## Begin Dataset content

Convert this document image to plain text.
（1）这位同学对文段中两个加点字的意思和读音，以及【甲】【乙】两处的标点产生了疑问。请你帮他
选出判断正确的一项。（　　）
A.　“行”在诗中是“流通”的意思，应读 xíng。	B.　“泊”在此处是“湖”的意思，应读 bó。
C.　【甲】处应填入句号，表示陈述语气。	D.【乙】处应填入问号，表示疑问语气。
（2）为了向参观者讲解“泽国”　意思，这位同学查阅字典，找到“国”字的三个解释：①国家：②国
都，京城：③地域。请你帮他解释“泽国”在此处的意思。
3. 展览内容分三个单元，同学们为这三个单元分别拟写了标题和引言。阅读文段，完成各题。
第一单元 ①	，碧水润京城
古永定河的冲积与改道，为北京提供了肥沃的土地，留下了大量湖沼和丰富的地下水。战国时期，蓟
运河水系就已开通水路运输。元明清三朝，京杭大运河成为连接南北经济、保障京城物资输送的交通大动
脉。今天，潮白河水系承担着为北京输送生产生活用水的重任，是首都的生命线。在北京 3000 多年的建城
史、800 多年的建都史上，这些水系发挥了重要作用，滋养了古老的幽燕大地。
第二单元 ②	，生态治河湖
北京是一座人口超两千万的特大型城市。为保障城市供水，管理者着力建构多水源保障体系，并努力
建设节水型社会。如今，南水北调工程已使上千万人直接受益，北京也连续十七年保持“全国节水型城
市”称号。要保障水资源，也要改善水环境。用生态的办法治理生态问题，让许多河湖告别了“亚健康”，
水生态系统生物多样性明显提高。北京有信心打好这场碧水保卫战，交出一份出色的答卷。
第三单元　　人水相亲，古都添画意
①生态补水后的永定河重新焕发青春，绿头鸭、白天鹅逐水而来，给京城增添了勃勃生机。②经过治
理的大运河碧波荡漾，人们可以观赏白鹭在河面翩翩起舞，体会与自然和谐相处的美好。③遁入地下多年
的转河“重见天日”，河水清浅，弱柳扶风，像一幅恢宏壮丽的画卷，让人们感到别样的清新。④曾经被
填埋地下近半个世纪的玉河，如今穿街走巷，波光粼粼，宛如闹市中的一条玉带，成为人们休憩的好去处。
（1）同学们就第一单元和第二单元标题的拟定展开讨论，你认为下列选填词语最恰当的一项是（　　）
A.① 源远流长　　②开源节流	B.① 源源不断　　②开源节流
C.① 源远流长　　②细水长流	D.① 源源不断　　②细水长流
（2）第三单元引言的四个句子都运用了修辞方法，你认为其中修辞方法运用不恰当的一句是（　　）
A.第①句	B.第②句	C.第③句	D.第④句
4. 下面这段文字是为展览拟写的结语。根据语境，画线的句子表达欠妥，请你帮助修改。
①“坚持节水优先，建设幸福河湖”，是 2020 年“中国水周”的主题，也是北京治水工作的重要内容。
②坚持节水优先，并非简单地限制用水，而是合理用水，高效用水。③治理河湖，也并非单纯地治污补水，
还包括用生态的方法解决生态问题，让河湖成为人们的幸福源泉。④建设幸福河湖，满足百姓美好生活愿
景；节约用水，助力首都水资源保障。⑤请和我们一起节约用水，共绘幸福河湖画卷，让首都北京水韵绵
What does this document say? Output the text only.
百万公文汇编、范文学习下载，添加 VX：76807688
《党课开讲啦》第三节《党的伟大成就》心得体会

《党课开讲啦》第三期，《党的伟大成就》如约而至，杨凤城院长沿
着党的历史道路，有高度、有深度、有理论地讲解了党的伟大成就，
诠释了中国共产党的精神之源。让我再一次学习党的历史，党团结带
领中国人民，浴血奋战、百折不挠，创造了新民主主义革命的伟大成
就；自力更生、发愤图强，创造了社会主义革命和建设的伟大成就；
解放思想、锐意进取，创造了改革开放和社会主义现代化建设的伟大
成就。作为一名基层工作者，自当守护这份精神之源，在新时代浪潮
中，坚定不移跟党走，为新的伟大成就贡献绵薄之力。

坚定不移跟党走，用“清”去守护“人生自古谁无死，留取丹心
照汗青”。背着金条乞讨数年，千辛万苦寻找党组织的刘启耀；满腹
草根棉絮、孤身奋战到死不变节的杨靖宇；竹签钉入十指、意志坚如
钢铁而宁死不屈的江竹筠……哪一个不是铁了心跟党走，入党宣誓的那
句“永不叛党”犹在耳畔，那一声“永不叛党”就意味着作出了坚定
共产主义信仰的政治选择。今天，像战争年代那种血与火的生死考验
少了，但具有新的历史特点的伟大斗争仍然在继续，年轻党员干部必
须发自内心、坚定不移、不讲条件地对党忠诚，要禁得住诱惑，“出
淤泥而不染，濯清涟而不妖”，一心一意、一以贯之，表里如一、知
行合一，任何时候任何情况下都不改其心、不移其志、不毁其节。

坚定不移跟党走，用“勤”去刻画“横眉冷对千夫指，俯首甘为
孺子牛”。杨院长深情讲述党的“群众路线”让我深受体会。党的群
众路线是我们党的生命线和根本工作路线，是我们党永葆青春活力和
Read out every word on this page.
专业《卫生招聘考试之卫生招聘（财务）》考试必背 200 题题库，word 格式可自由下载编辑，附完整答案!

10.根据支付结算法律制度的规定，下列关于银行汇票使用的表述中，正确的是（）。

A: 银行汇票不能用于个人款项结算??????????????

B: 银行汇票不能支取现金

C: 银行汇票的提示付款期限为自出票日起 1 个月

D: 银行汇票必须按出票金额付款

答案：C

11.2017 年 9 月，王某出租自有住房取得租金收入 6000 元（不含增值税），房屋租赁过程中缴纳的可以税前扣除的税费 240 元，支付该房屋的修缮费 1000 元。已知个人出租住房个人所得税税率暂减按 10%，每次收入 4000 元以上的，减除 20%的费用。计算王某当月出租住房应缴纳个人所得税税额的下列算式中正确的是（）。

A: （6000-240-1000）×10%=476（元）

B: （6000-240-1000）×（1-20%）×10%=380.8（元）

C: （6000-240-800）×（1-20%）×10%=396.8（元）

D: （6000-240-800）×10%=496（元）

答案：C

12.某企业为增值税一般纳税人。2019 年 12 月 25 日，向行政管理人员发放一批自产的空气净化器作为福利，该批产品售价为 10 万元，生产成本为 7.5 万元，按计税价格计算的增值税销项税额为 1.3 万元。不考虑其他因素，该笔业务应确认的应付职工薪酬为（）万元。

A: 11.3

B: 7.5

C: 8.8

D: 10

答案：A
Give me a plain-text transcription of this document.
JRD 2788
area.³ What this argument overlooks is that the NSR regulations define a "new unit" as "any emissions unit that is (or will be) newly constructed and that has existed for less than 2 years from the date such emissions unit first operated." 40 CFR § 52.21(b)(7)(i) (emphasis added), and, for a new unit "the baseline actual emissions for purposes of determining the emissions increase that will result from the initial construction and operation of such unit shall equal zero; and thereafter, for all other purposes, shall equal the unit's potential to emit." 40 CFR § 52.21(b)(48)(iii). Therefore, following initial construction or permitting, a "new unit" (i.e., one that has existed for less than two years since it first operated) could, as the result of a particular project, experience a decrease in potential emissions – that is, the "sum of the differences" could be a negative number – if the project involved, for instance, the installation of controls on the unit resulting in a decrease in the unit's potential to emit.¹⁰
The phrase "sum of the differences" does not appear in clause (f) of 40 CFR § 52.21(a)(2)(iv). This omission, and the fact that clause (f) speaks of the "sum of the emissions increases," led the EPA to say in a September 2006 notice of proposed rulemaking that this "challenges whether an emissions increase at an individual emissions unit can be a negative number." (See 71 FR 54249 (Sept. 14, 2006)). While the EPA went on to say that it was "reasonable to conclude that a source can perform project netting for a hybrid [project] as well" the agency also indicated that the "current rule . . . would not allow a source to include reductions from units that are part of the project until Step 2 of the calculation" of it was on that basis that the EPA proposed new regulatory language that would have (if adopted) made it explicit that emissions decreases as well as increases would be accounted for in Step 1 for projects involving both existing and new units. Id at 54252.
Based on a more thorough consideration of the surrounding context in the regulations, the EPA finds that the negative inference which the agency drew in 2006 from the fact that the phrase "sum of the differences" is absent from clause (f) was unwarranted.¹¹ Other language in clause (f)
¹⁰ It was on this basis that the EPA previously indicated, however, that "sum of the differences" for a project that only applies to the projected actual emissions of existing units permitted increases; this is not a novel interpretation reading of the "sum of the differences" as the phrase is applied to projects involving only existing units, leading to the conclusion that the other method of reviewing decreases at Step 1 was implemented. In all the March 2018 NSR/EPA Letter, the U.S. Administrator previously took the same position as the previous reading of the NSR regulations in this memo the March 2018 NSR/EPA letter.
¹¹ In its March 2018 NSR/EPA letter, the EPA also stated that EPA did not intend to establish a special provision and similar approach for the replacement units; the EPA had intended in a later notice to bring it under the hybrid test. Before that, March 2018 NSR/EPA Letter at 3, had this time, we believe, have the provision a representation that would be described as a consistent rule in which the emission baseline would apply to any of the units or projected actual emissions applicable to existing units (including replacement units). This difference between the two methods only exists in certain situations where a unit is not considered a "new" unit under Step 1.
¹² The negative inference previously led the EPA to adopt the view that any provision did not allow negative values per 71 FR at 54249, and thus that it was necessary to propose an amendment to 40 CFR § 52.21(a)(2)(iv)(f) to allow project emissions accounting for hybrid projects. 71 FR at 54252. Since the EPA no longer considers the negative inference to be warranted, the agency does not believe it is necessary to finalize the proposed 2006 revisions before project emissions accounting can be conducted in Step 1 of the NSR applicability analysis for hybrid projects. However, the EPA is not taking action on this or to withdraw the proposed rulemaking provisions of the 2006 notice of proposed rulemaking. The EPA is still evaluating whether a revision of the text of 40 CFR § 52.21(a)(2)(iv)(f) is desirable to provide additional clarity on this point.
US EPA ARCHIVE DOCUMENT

## End Dataset content

Objective:
Scan the material above. Return every line containing the string "源源不断".

Correct response:
A.① 源远流长　　②开源节流	B.① 源源不断　　②开源节流
C.① 源远流长　　②细水长流	D.① 源源不断　　②细水长流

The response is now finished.